▸ Stated problem
Of the lines in the listing, how many include the string "voltage"? Write the number and nothing else.

▸ Information shown
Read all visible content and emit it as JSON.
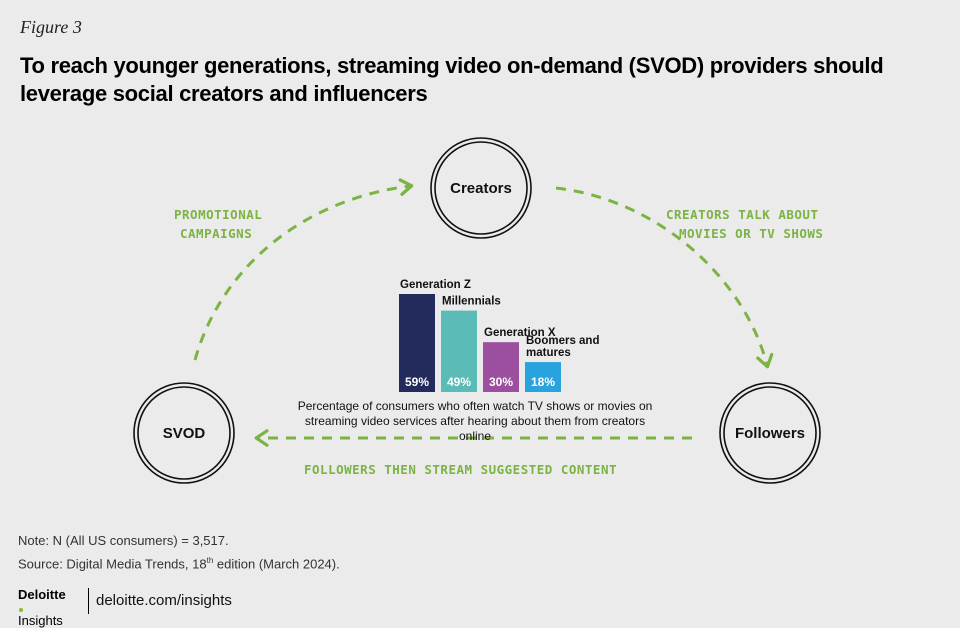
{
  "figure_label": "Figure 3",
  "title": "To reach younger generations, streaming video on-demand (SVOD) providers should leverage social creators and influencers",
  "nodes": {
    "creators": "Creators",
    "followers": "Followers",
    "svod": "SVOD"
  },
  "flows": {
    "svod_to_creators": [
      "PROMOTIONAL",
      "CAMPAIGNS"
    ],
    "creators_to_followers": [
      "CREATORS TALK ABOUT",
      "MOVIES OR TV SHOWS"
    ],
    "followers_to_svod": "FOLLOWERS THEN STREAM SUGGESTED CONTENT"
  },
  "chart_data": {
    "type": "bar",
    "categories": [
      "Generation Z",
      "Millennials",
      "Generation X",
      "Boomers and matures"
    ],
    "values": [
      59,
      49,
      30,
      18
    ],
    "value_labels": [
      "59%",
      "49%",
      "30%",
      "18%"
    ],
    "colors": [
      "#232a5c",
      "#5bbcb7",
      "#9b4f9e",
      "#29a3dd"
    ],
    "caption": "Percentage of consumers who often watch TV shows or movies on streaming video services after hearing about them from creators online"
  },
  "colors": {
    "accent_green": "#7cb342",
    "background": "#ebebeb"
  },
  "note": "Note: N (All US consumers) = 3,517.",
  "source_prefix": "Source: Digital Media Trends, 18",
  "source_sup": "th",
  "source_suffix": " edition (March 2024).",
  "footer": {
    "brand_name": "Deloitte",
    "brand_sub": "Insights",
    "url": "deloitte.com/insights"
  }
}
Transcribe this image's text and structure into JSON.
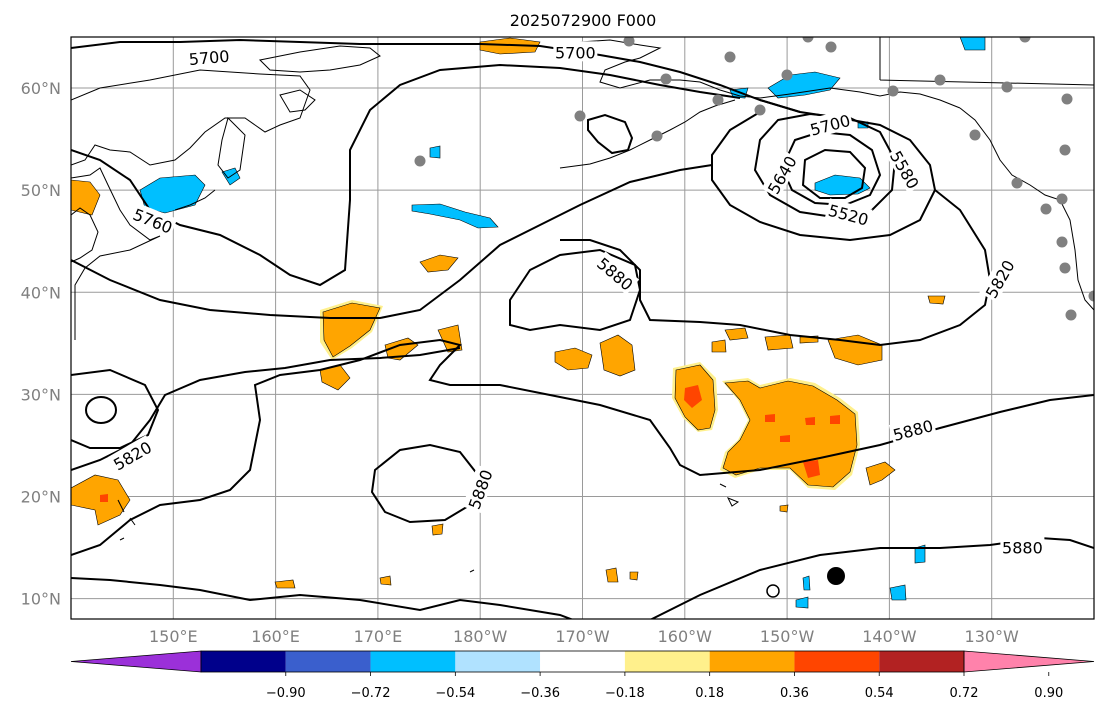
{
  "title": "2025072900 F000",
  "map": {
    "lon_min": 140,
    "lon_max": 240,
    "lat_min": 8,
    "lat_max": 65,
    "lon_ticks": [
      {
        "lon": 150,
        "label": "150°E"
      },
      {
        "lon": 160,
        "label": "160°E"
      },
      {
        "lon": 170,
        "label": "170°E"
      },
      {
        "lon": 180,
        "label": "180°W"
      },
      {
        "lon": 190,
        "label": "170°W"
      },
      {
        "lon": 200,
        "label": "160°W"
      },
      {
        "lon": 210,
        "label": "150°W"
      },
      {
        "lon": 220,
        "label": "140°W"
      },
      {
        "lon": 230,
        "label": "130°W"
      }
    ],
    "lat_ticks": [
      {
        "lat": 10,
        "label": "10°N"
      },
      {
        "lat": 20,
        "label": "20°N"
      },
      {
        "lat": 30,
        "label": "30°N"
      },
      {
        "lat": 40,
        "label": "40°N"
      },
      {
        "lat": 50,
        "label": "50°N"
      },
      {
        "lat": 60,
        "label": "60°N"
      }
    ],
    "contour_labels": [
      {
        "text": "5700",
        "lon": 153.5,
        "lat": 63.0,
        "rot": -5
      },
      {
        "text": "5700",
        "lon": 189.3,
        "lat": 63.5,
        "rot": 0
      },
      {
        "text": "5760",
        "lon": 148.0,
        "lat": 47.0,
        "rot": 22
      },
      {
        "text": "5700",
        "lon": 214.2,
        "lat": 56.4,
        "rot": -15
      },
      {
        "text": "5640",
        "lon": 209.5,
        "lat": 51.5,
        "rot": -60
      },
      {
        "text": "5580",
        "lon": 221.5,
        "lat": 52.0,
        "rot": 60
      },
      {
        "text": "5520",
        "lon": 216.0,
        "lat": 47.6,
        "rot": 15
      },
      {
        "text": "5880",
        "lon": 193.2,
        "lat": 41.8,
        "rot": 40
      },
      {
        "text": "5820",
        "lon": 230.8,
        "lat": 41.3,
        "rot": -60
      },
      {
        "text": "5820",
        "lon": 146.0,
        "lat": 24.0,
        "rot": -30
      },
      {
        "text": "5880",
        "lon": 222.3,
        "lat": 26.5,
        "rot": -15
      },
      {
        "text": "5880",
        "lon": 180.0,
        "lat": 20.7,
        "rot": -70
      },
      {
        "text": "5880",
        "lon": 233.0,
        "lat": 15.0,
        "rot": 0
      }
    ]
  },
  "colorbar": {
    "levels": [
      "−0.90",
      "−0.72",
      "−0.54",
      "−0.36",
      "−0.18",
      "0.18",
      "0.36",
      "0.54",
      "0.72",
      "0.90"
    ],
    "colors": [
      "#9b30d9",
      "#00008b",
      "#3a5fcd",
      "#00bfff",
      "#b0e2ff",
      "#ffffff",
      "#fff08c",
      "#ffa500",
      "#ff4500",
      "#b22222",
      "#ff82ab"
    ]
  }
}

--

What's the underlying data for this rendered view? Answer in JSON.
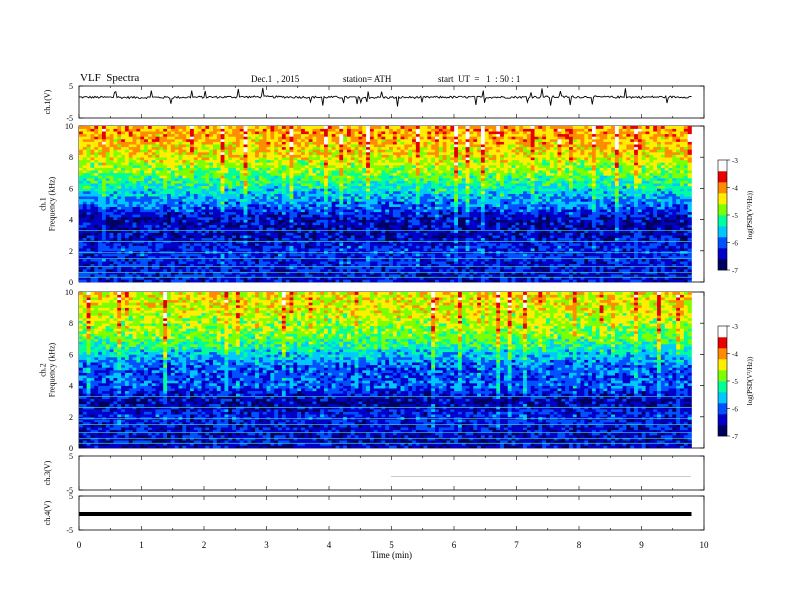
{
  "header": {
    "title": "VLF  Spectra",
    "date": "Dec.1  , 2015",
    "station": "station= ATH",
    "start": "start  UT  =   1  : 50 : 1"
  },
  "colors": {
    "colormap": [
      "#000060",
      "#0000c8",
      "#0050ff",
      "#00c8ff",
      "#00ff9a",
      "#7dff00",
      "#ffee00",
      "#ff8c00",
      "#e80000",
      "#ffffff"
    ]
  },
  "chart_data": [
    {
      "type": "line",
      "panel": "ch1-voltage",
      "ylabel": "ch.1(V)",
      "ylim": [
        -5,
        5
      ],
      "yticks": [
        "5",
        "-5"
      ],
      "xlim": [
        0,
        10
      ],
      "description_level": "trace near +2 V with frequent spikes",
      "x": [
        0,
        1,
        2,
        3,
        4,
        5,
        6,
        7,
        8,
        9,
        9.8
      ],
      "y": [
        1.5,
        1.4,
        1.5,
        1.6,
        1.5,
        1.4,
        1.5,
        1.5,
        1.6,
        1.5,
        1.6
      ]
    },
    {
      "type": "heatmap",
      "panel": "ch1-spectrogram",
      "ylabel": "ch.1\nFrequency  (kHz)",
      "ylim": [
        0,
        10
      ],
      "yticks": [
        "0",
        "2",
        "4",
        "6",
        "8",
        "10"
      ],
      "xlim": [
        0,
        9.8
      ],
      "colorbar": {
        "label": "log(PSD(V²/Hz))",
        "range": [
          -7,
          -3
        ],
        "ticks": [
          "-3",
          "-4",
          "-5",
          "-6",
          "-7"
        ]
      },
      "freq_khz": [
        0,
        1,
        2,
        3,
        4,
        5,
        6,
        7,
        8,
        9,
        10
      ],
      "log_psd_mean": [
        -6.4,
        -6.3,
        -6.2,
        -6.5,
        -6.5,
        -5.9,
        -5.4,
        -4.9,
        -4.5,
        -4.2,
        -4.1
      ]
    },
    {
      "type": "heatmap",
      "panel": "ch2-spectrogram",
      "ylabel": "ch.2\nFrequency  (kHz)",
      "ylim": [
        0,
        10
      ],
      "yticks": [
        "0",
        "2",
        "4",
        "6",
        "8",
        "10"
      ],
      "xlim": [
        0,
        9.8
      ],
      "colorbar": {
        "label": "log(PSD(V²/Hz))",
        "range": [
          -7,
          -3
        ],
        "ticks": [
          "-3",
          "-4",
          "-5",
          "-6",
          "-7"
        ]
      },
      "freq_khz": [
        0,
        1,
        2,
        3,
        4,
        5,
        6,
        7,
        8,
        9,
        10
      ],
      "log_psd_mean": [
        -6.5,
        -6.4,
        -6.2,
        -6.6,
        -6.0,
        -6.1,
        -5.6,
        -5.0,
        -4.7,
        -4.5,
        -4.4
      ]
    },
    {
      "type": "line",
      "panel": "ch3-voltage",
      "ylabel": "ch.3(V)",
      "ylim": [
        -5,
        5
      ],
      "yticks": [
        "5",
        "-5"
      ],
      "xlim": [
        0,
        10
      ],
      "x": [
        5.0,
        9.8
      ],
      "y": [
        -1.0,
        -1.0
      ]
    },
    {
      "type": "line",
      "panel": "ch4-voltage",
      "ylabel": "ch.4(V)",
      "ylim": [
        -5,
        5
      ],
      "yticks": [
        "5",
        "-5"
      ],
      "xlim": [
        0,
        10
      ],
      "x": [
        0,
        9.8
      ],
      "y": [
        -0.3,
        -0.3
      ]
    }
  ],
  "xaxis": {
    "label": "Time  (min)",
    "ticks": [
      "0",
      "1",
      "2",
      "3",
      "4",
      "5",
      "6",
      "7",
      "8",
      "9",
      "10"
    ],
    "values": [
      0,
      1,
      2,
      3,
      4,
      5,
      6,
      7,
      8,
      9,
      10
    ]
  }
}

▸ Finished task
3